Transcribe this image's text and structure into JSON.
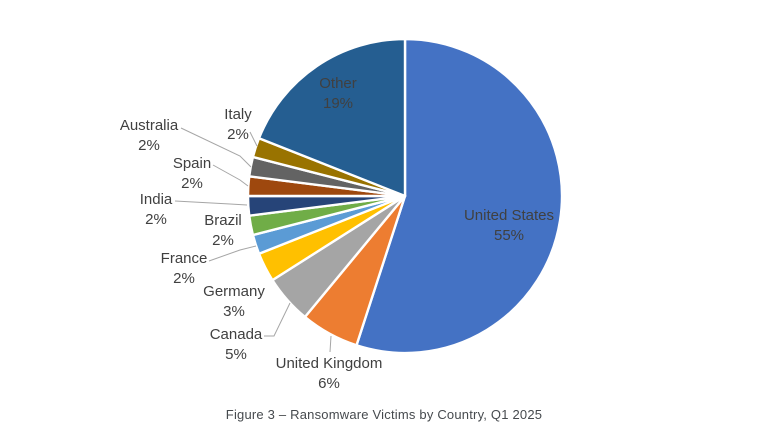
{
  "chart_data": {
    "type": "pie",
    "title": "",
    "categories": [
      "United States",
      "United Kingdom",
      "Canada",
      "Germany",
      "France",
      "Brazil",
      "India",
      "Spain",
      "Australia",
      "Italy",
      "Other"
    ],
    "values": [
      55,
      6,
      5,
      3,
      2,
      2,
      2,
      2,
      2,
      2,
      19
    ],
    "colors": [
      "#4472C4",
      "#ED7D31",
      "#A5A5A5",
      "#FFC000",
      "#5B9BD5",
      "#70AD47",
      "#264478",
      "#9E480E",
      "#636363",
      "#997300",
      "#255E91"
    ],
    "start_angle": 0,
    "direction": "clockwise",
    "legend_position": "none",
    "grid": false,
    "label_color": "#404040",
    "slice_border_color": "#FFFFFF",
    "leader_line_color": "#A6A6A6",
    "data_labels": [
      {
        "category": "United States",
        "text": "United States",
        "percent": "55%",
        "placement": "inside"
      },
      {
        "category": "United Kingdom",
        "text": "United Kingdom",
        "percent": "6%",
        "placement": "outside"
      },
      {
        "category": "Canada",
        "text": "Canada",
        "percent": "5%",
        "placement": "outside"
      },
      {
        "category": "Germany",
        "text": "Germany",
        "percent": "3%",
        "placement": "outside"
      },
      {
        "category": "France",
        "text": "France",
        "percent": "2%",
        "placement": "outside"
      },
      {
        "category": "Brazil",
        "text": "Brazil",
        "percent": "2%",
        "placement": "outside"
      },
      {
        "category": "India",
        "text": "India",
        "percent": "2%",
        "placement": "outside"
      },
      {
        "category": "Spain",
        "text": "Spain",
        "percent": "2%",
        "placement": "outside"
      },
      {
        "category": "Australia",
        "text": "Australia",
        "percent": "2%",
        "placement": "outside"
      },
      {
        "category": "Italy",
        "text": "Italy",
        "percent": "2%",
        "placement": "outside"
      },
      {
        "category": "Other",
        "text": "Other",
        "percent": "19%",
        "placement": "inside"
      }
    ]
  },
  "caption": "Figure 3 – Ransomware Victims by Country, Q1 2025"
}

= = = = = = =

• EXERCISE INSTRUCTIONS: Transcribe each entry precisely as given, leaving the pictures out.

• RESULT OF THE TASK:
Transcribe this image's text and structure into JSON.
{
  "chart_data": {
    "type": "pie",
    "title": "",
    "categories": [
      "United States",
      "United Kingdom",
      "Canada",
      "Germany",
      "France",
      "Brazil",
      "India",
      "Spain",
      "Australia",
      "Italy",
      "Other"
    ],
    "values": [
      55,
      6,
      5,
      3,
      2,
      2,
      2,
      2,
      2,
      2,
      19
    ],
    "colors": [
      "#4472C4",
      "#ED7D31",
      "#A5A5A5",
      "#FFC000",
      "#5B9BD5",
      "#70AD47",
      "#264478",
      "#9E480E",
      "#636363",
      "#997300",
      "#255E91"
    ],
    "start_angle": 0,
    "direction": "clockwise",
    "legend_position": "none",
    "grid": false,
    "label_color": "#404040",
    "slice_border_color": "#FFFFFF",
    "leader_line_color": "#A6A6A6",
    "data_labels": [
      {
        "category": "United States",
        "text": "United States",
        "percent": "55%",
        "placement": "inside"
      },
      {
        "category": "United Kingdom",
        "text": "United Kingdom",
        "percent": "6%",
        "placement": "outside"
      },
      {
        "category": "Canada",
        "text": "Canada",
        "percent": "5%",
        "placement": "outside"
      },
      {
        "category": "Germany",
        "text": "Germany",
        "percent": "3%",
        "placement": "outside"
      },
      {
        "category": "France",
        "text": "France",
        "percent": "2%",
        "placement": "outside"
      },
      {
        "category": "Brazil",
        "text": "Brazil",
        "percent": "2%",
        "placement": "outside"
      },
      {
        "category": "India",
        "text": "India",
        "percent": "2%",
        "placement": "outside"
      },
      {
        "category": "Spain",
        "text": "Spain",
        "percent": "2%",
        "placement": "outside"
      },
      {
        "category": "Australia",
        "text": "Australia",
        "percent": "2%",
        "placement": "outside"
      },
      {
        "category": "Italy",
        "text": "Italy",
        "percent": "2%",
        "placement": "outside"
      },
      {
        "category": "Other",
        "text": "Other",
        "percent": "19%",
        "placement": "inside"
      }
    ]
  },
  "caption": "Figure 3 – Ransomware Victims by Country, Q1 2025"
}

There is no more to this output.